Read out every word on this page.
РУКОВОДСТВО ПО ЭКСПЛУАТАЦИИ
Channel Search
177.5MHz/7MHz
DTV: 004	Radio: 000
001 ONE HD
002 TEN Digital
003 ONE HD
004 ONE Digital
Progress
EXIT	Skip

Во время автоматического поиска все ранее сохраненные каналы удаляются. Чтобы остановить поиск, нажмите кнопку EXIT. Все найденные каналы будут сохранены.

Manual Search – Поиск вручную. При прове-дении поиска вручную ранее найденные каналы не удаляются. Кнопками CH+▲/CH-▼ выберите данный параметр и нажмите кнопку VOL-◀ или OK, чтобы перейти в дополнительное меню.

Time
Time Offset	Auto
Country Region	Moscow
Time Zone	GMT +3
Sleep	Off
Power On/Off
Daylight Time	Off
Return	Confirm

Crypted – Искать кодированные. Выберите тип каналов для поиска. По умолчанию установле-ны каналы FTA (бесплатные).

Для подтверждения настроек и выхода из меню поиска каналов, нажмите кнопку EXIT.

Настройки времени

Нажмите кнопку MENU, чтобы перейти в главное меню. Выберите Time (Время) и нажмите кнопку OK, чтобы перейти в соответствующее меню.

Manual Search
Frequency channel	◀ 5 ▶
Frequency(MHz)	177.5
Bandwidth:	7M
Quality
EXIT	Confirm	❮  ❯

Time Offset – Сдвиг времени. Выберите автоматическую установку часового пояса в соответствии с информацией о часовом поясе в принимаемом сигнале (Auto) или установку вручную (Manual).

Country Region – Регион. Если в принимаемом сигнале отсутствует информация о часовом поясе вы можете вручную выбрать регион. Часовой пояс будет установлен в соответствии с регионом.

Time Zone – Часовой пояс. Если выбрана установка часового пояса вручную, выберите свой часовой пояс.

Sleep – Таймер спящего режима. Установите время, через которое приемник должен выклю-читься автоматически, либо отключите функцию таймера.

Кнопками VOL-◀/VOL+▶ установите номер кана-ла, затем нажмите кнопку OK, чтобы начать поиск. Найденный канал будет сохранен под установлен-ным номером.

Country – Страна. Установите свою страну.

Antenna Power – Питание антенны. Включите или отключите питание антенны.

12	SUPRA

_____

• _PROBLEM DESCRIPTION_
Copy all the lines, exactly.

• _REPLY_
Read out every word on this page.
РУКОВОДСТВО ПО ЭКСПЛУАТАЦИИ
Channel Search
177.5MHz/7MHz
DTV: 004	Radio: 000
001 ONE HD
002 TEN Digital
003 ONE HD
004 ONE Digital
Progress
EXIT	Skip

Во время автоматического поиска все ранее сохраненные каналы удаляются. Чтобы остановить поиск, нажмите кнопку EXIT. Все найденные каналы будут сохранены.

Manual Search – Поиск вручную. При прове-дении поиска вручную ранее найденные каналы не удаляются. Кнопками CH+▲/CH-▼ выберите данный параметр и нажмите кнопку VOL-◀ или OK, чтобы перейти в дополнительное меню.

Time
Time Offset	Auto
Country Region	Moscow
Time Zone	GMT +3
Sleep	Off
Power On/Off
Daylight Time	Off
Return	Confirm

Crypted – Искать кодированные. Выберите тип каналов для поиска. По умолчанию установле-ны каналы FTA (бесплатные).

Для подтверждения настроек и выхода из меню поиска каналов, нажмите кнопку EXIT.

Настройки времени

Нажмите кнопку MENU, чтобы перейти в главное меню. Выберите Time (Время) и нажмите кнопку OK, чтобы перейти в соответствующее меню.

Manual Search
Frequency channel	◀ 5 ▶
Frequency(MHz)	177.5
Bandwidth:	7M
Quality
EXIT	Confirm	❮  ❯

Time Offset – Сдвиг времени. Выберите автоматическую установку часового пояса в соответствии с информацией о часовом поясе в принимаемом сигнале (Auto) или установку вручную (Manual).

Country Region – Регион. Если в принимаемом сигнале отсутствует информация о часовом поясе вы можете вручную выбрать регион. Часовой пояс будет установлен в соответствии с регионом.

Time Zone – Часовой пояс. Если выбрана установка часового пояса вручную, выберите свой часовой пояс.

Sleep – Таймер спящего режима. Установите время, через которое приемник должен выклю-читься автоматически, либо отключите функцию таймера.

Кнопками VOL-◀/VOL+▶ установите номер кана-ла, затем нажмите кнопку OK, чтобы начать поиск. Найденный канал будет сохранен под установлен-ным номером.

Country – Страна. Установите свою страну.

Antenna Power – Питание антенны. Включите или отключите питание антенны.

12	SUPRA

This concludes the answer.